▸ Task directions
Repeat the material verbatim and drop the pictures.

[Stored records]
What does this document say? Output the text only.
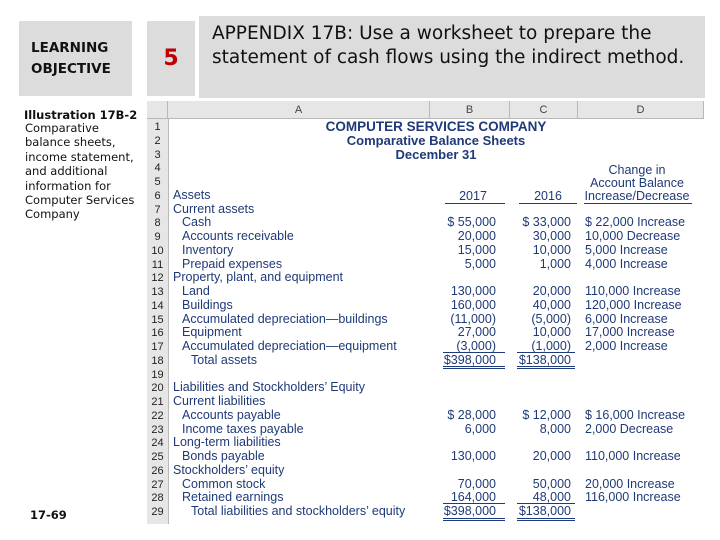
LEARNING
OBJECTIVE	5
APPENDIX 17B: Use a worksheet to prepare the statement of cash flows using the indirect method.
Illustration 17B-2
Comparative balance sheets, income statement, and additional information for Computer Services Company
17-69
A	B	C	D
1
2
3
4
5
6
7
8
9
10
11
12
13
14
15
16
17
18
19
20
21
22
23
24
25
26
27
28
29
COMPUTER SERVICES COMPANY
Comparative Balance Sheets
December 31
Change in
Account Balance
Increase/Decrease
2017	2016
Assets
Current assets
Cash	$ 55,000	$ 33,000 $ 22,000 Increase
Accounts receivable	20,000	30,000 10,000 Decrease
Inventory	15,000	10,000 5,000 Increase
Prepaid expenses	5,000	1,000 4,000 Increase
Property, plant, and equipment
Land	130,000	20,000 110,000 Increase
Buildings	160,000	40,000 120,000 Increase
Accumulated depreciation—buildings	(11,000)	(5,000) 6,000 Increase
Equipment	27,000	10,000 17,000 Increase
Accumulated depreciation—equipment	(3,000)	(1,000) 2,000 Increase
Total assets	$398,000	$138,000
Liabilities and Stockholders’ Equity
Current liabilities
Accounts payable	$ 28,000	$ 12,000 $ 16,000 Increase
Income taxes payable	6,000	8,000 2,000 Decrease
Long-term liabilities
Bonds payable	130,000	20,000 110,000 Increase
Stockholders’ equity
Common stock	70,000	50,000 20,000 Increase
Retained earnings	164,000	48,000 116,000 Increase
Total liabilities and stockholders’ equity	$398,000	$138,000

▸ Exercise answer
What does this document say? Output the text only.
LEARNING
OBJECTIVE	5
APPENDIX 17B: Use a worksheet to prepare the statement of cash flows using the indirect method.
Illustration 17B-2
Comparative balance sheets, income statement, and additional information for Computer Services Company
17-69
A	B	C	D
1
2
3
4
5
6
7
8
9
10
11
12
13
14
15
16
17
18
19
20
21
22
23
24
25
26
27
28
29
COMPUTER SERVICES COMPANY
Comparative Balance Sheets
December 31
Change in
Account Balance
Increase/Decrease
2017	2016
Assets
Current assets
Cash	$ 55,000	$ 33,000 $ 22,000 Increase
Accounts receivable	20,000	30,000 10,000 Decrease
Inventory	15,000	10,000 5,000 Increase
Prepaid expenses	5,000	1,000 4,000 Increase
Property, plant, and equipment
Land	130,000	20,000 110,000 Increase
Buildings	160,000	40,000 120,000 Increase
Accumulated depreciation—buildings	(11,000)	(5,000) 6,000 Increase
Equipment	27,000	10,000 17,000 Increase
Accumulated depreciation—equipment	(3,000)	(1,000) 2,000 Increase
Total assets	$398,000	$138,000
Liabilities and Stockholders’ Equity
Current liabilities
Accounts payable	$ 28,000	$ 12,000 $ 16,000 Increase
Income taxes payable	6,000	8,000 2,000 Decrease
Long-term liabilities
Bonds payable	130,000	20,000 110,000 Increase
Stockholders’ equity
Common stock	70,000	50,000 20,000 Increase
Retained earnings	164,000	48,000 116,000 Increase
Total liabilities and stockholders’ equity	$398,000	$138,000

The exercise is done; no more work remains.